» PROMPT
Without including any pictures, write out the listing below exactly.

start

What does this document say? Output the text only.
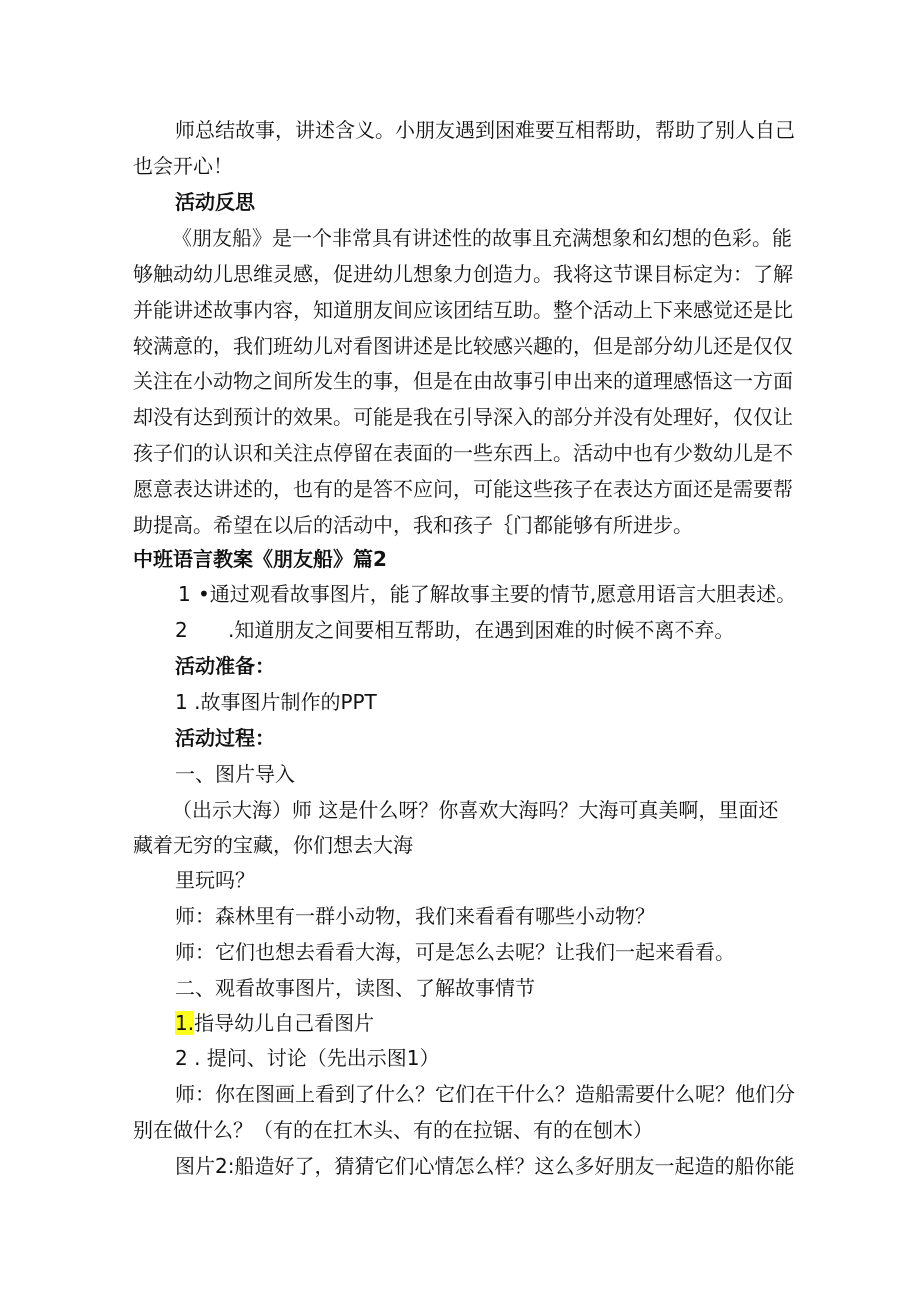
师总结故事，讲述含义。小朋友遇到困难要互相帮助，帮助了别人自己
也会开心！
活动反思
《朋友船》是一个非常具有讲述性的故事且充满想象和幻想的色彩。能
够触动幼儿思维灵感，促进幼儿想象力创造力。我将这节课目标定为：了解
并能讲述故事内容，知道朋友间应该团结互助。整个活动上下来感觉还是比
较满意的，我们班幼儿对看图讲述是比较感兴趣的，但是部分幼儿还是仅仅
关注在小动物之间所发生的事，但是在由故事引申出来的道理感悟这一方面
却没有达到预计的效果。可能是我在引导深入的部分并没有处理好，仅仅让
孩子们的认识和关注点停留在表面的一些东西上。活动中也有少数幼儿是不
愿意表达讲述的，也有的是答不应问，可能这些孩子在表达方面还是需要帮
助提高。希望在以后的活动中，我和孩子｛门都能够有所进步。
中班语言教案《朋友船》篇2
1 •通过观看故事图片，能了解故事主要的情节,愿意用语言大胆表述。
2 .知道朋友之间要相互帮助，在遇到困难的时候不离不弃。
活动准备：
1 .故事图片制作的PPT
活动过程：
一、图片导入
（出示大海）师 这是什么呀？你喜欢大海吗？大海可真美啊，里面还
藏着无穷的宝藏，你们想去大海
里玩吗？
师：森林里有一群小动物，我们来看看有哪些小动物？
师：它们也想去看看大海，可是怎么去呢？让我们一起来看看。
二、观看故事图片，读图、了解故事情节
1.指导幼儿自己看图片
2 . 提问、讨论（先出示图1）
师：你在图画上看到了什么？它们在干什么？造船需要什么呢？他们分
别在做什么？（有的在扛木头、有的在拉锯、有的在刨木）
图片2:船造好了，猜猜它们心情怎么样？这么多好朋友一起造的船你能
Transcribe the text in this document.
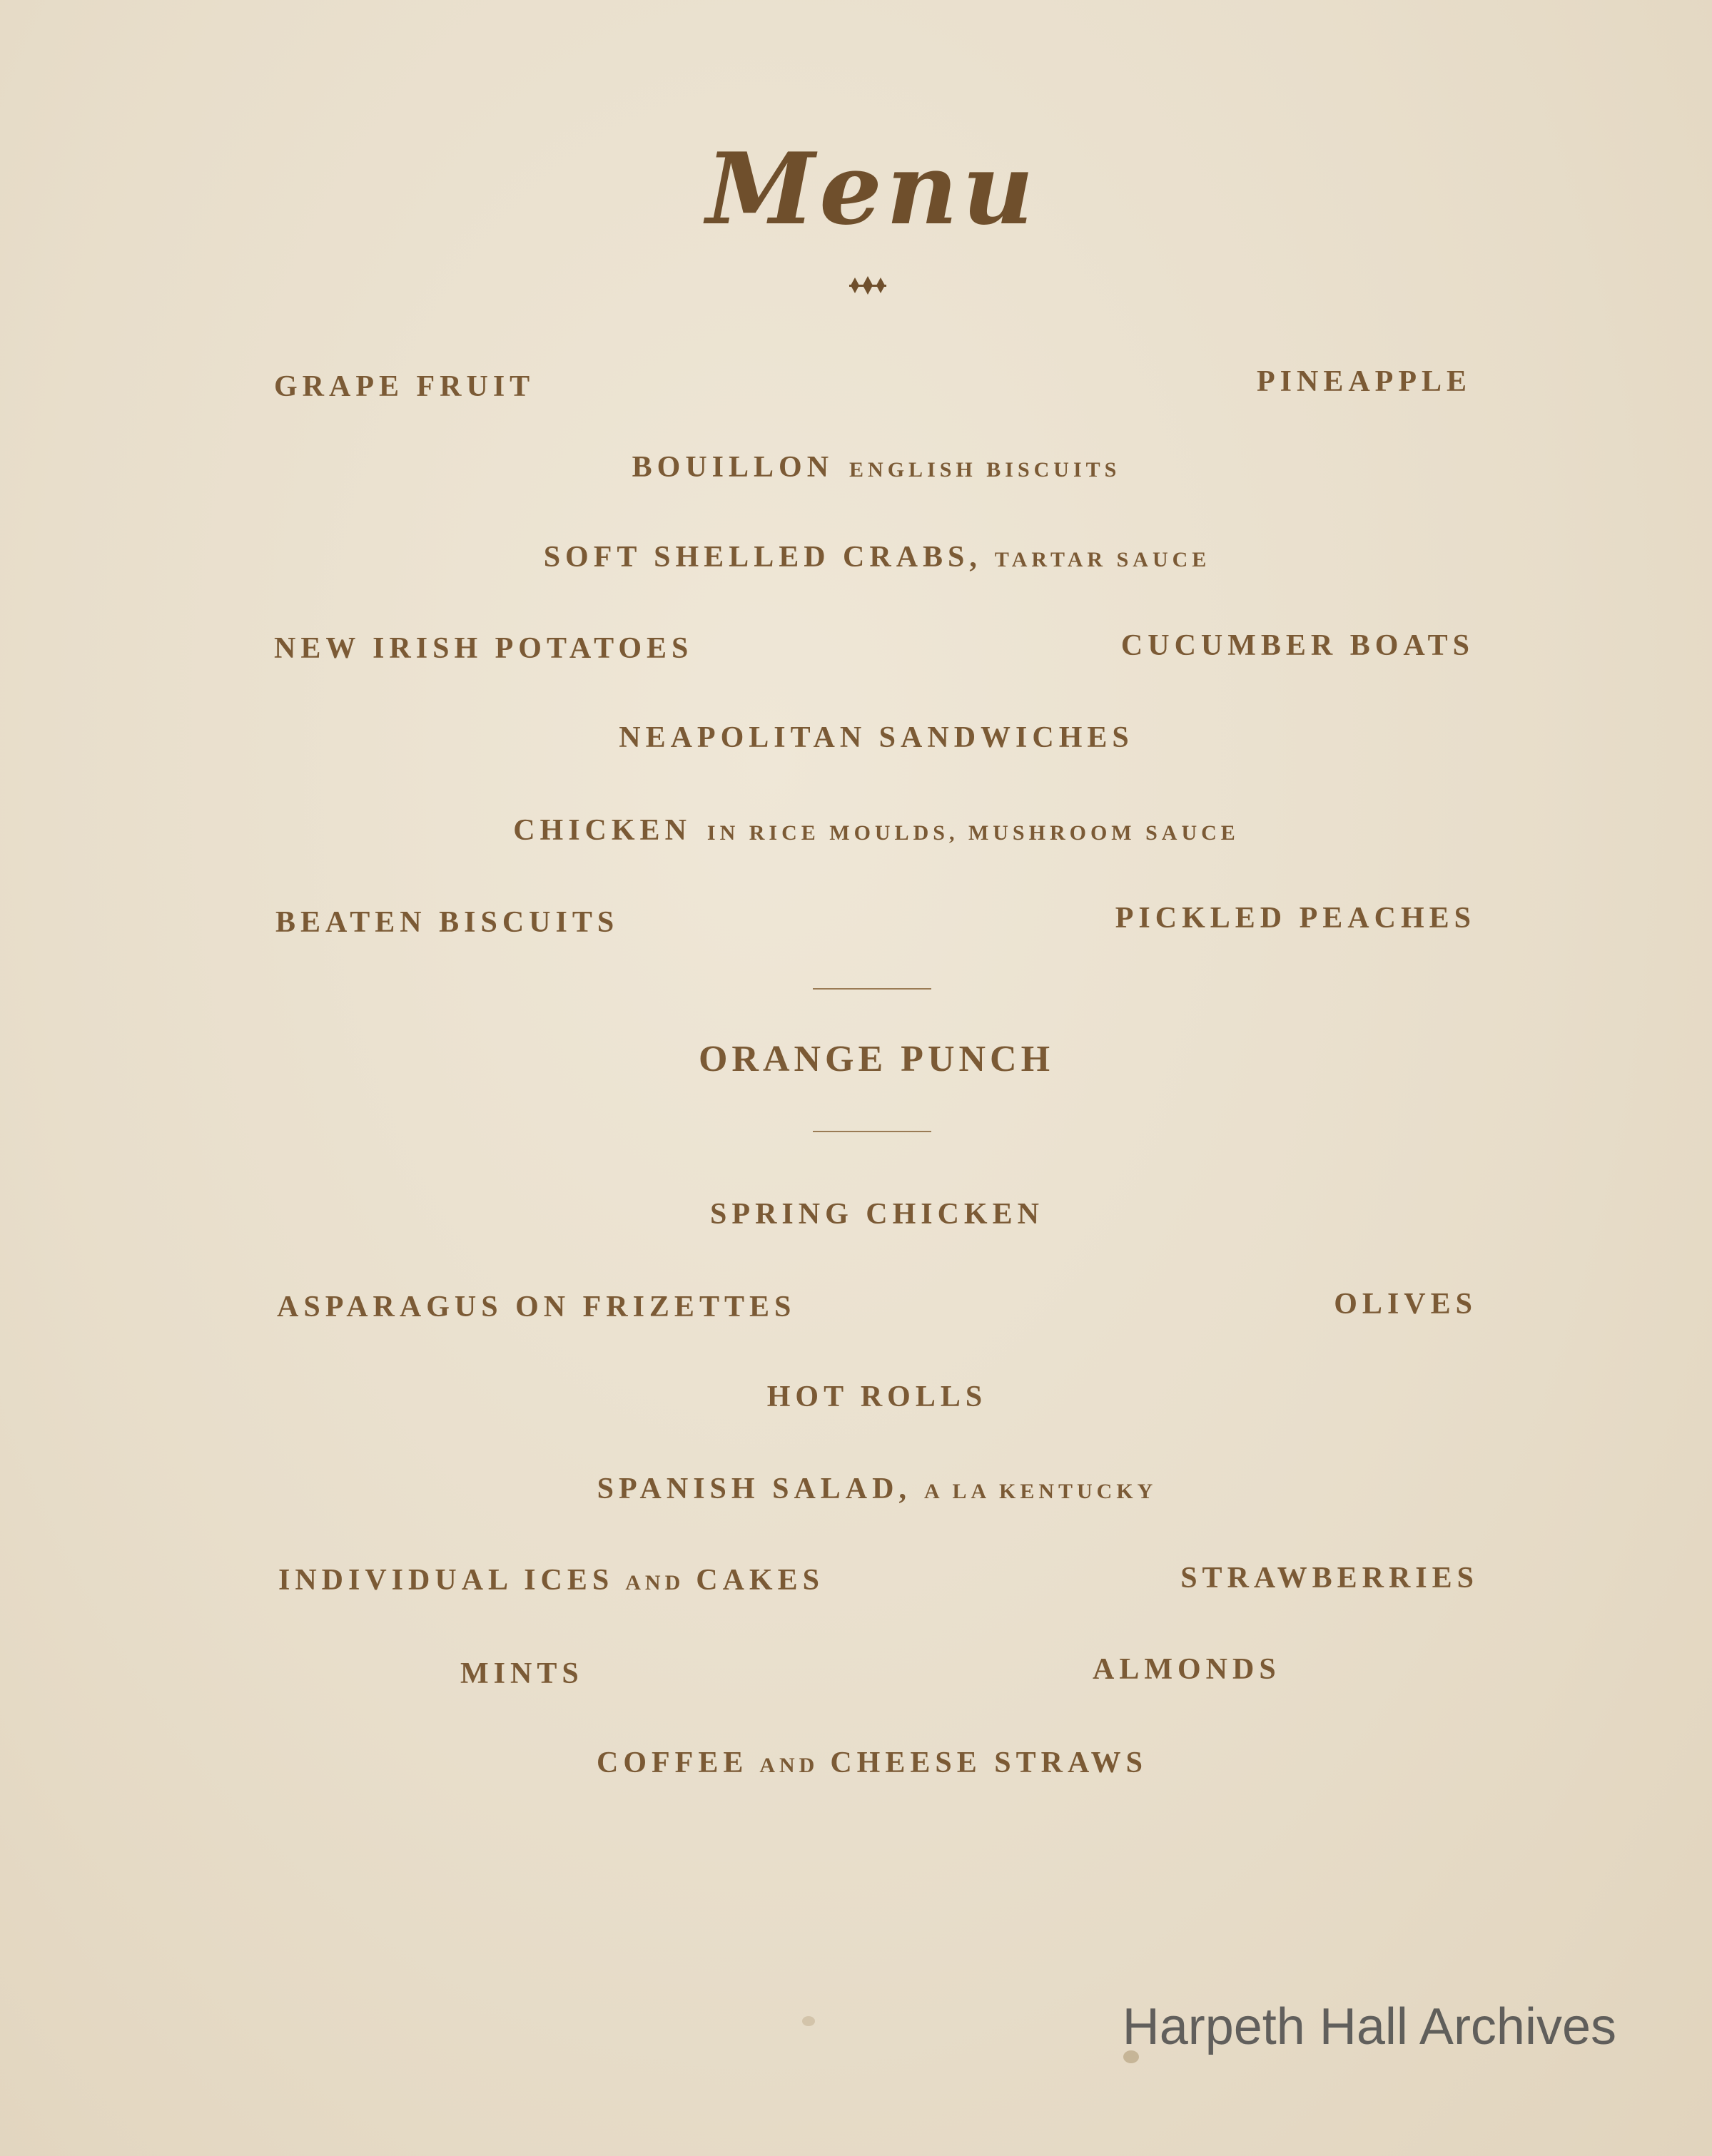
Menu
GRAPE FRUIT	PINEAPPLE
BOUILLON ENGLISH BISCUITS
SOFT SHELLED CRABS, TARTAR SAUCE
NEW IRISH POTATOES	CUCUMBER BOATS
NEAPOLITAN SANDWICHES
CHICKEN IN RICE MOULDS, MUSHROOM SAUCE
BEATEN BISCUITS	PICKLED PEACHES
ORANGE PUNCH
SPRING CHICKEN
ASPARAGUS ON FRIZETTES	OLIVES
HOT ROLLS
SPANISH SALAD, A LA KENTUCKY
INDIVIDUAL ICES AND CAKES	STRAWBERRIES
MINTS	ALMONDS
COFFEE AND CHEESE STRAWS
Harpeth Hall Archives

end

» CORRECT ANSWER
What does this document say? Output the text only.
师总结故事，讲述含义。小朋友遇到困难要互相帮助，帮助了别人自己
也会开心！
活动反思
《朋友船》是一个非常具有讲述性的故事且充满想象和幻想的色彩。能
够触动幼儿思维灵感，促进幼儿想象力创造力。我将这节课目标定为：了解
并能讲述故事内容，知道朋友间应该团结互助。整个活动上下来感觉还是比
较满意的，我们班幼儿对看图讲述是比较感兴趣的，但是部分幼儿还是仅仅
关注在小动物之间所发生的事，但是在由故事引申出来的道理感悟这一方面
却没有达到预计的效果。可能是我在引导深入的部分并没有处理好，仅仅让
孩子们的认识和关注点停留在表面的一些东西上。活动中也有少数幼儿是不
愿意表达讲述的，也有的是答不应问，可能这些孩子在表达方面还是需要帮
助提高。希望在以后的活动中，我和孩子｛门都能够有所进步。
中班语言教案《朋友船》篇2
1 •通过观看故事图片，能了解故事主要的情节,愿意用语言大胆表述。
2 .知道朋友之间要相互帮助，在遇到困难的时候不离不弃。
活动准备：
1 .故事图片制作的PPT
活动过程：
一、图片导入
（出示大海）师 这是什么呀？你喜欢大海吗？大海可真美啊，里面还
藏着无穷的宝藏，你们想去大海
里玩吗？
师：森林里有一群小动物，我们来看看有哪些小动物？
师：它们也想去看看大海，可是怎么去呢？让我们一起来看看。
二、观看故事图片，读图、了解故事情节
1.指导幼儿自己看图片
2 . 提问、讨论（先出示图1）
师：你在图画上看到了什么？它们在干什么？造船需要什么呢？他们分
别在做什么？（有的在扛木头、有的在拉锯、有的在刨木）
图片2:船造好了，猜猜它们心情怎么样？这么多好朋友一起造的船你能
Transcribe the text in this document.
Menu
GRAPE FRUIT	PINEAPPLE
BOUILLON ENGLISH BISCUITS
SOFT SHELLED CRABS, TARTAR SAUCE
NEW IRISH POTATOES	CUCUMBER BOATS
NEAPOLITAN SANDWICHES
CHICKEN IN RICE MOULDS, MUSHROOM SAUCE
BEATEN BISCUITS	PICKLED PEACHES
ORANGE PUNCH
SPRING CHICKEN
ASPARAGUS ON FRIZETTES	OLIVES
HOT ROLLS
SPANISH SALAD, A LA KENTUCKY
INDIVIDUAL ICES AND CAKES	STRAWBERRIES
MINTS	ALMONDS
COFFEE AND CHEESE STRAWS
Harpeth Hall Archives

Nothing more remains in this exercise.